### TASK TO COMPLETE:
Search the data for the word "教育技术学" and copy every line where it occurs.

### MATERIAL FOR THIS TASK:
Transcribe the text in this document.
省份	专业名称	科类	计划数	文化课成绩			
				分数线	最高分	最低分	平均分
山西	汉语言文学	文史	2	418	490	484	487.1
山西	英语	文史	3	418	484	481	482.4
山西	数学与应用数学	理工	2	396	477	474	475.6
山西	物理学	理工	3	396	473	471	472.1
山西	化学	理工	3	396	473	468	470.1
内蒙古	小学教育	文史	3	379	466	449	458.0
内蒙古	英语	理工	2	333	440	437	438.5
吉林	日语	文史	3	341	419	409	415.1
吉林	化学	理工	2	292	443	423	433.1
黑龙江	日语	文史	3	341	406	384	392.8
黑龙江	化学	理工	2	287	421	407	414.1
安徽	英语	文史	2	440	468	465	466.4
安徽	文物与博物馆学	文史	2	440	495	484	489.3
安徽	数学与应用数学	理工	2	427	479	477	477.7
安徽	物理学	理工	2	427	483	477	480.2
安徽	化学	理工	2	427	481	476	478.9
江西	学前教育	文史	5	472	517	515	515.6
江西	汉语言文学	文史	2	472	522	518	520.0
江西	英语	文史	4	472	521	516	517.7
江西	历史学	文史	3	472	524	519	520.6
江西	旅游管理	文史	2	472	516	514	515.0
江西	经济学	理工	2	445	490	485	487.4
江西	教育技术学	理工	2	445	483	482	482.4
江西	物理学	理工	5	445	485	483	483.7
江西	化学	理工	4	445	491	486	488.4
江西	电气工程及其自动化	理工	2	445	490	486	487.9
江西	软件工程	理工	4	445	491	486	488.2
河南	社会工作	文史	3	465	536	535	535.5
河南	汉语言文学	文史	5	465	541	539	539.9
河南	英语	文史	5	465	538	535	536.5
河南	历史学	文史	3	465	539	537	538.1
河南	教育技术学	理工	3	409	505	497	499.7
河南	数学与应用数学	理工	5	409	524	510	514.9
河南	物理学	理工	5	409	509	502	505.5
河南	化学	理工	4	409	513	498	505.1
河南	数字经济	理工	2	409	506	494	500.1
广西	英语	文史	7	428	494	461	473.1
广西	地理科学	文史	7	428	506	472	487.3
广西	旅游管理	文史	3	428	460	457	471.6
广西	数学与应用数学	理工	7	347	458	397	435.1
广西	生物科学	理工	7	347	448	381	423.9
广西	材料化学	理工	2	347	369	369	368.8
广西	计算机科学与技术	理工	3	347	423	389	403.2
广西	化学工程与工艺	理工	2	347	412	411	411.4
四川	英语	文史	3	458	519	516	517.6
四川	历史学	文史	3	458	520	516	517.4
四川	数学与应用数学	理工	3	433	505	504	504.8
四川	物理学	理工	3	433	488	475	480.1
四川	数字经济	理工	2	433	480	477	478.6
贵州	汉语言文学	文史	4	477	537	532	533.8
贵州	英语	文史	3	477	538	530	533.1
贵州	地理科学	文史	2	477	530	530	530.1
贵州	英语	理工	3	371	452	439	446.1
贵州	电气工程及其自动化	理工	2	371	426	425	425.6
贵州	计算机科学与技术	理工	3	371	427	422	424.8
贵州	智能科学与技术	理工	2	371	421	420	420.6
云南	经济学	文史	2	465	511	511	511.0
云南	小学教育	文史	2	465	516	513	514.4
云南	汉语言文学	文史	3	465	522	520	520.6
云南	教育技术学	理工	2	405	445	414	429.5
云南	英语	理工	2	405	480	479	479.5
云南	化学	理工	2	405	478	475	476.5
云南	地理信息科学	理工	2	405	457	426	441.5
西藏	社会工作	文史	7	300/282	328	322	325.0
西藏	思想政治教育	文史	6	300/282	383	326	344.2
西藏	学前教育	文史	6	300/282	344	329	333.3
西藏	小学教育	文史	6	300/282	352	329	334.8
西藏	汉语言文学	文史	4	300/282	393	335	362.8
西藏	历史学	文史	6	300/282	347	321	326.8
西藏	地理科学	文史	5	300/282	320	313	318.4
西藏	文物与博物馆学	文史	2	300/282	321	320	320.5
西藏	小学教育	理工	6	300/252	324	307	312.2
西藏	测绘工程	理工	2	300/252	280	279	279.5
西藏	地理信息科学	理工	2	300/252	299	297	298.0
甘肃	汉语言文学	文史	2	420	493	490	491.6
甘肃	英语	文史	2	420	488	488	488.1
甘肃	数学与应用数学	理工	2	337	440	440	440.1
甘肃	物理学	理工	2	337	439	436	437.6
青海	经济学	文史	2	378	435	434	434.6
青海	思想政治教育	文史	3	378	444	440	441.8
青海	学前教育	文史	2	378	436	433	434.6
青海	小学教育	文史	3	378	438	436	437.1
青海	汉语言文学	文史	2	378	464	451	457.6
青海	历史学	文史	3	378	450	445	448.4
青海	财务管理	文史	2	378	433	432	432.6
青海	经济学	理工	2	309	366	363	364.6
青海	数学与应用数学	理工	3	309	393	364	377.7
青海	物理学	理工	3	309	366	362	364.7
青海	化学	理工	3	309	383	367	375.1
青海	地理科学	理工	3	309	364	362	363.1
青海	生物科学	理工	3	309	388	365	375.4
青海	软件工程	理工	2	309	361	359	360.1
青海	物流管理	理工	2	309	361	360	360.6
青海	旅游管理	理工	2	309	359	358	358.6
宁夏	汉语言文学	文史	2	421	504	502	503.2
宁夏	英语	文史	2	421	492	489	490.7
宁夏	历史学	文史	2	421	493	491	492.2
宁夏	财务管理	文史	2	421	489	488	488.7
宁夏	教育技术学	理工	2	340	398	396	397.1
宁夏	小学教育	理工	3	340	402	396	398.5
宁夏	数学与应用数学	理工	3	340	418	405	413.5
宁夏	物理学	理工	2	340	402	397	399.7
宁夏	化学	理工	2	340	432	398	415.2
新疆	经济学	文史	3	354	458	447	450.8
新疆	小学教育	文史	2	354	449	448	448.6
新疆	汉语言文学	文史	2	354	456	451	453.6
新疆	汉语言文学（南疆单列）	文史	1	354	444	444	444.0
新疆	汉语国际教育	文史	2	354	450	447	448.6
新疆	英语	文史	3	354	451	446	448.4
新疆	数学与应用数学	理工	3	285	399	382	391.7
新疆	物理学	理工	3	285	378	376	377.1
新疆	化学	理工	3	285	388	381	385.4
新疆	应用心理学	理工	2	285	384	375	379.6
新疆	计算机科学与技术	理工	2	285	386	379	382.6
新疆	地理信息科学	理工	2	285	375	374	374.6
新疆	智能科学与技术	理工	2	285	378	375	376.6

### ANSWER TO THE PROBLEM:
江西	教育技术学	理工	2	445	483	482	482.4
河南	教育技术学	理工	3	409	505	497	499.7
云南	教育技术学	理工	2	405	445	414	429.5
宁夏	教育技术学	理工	2	340	398	396	397.1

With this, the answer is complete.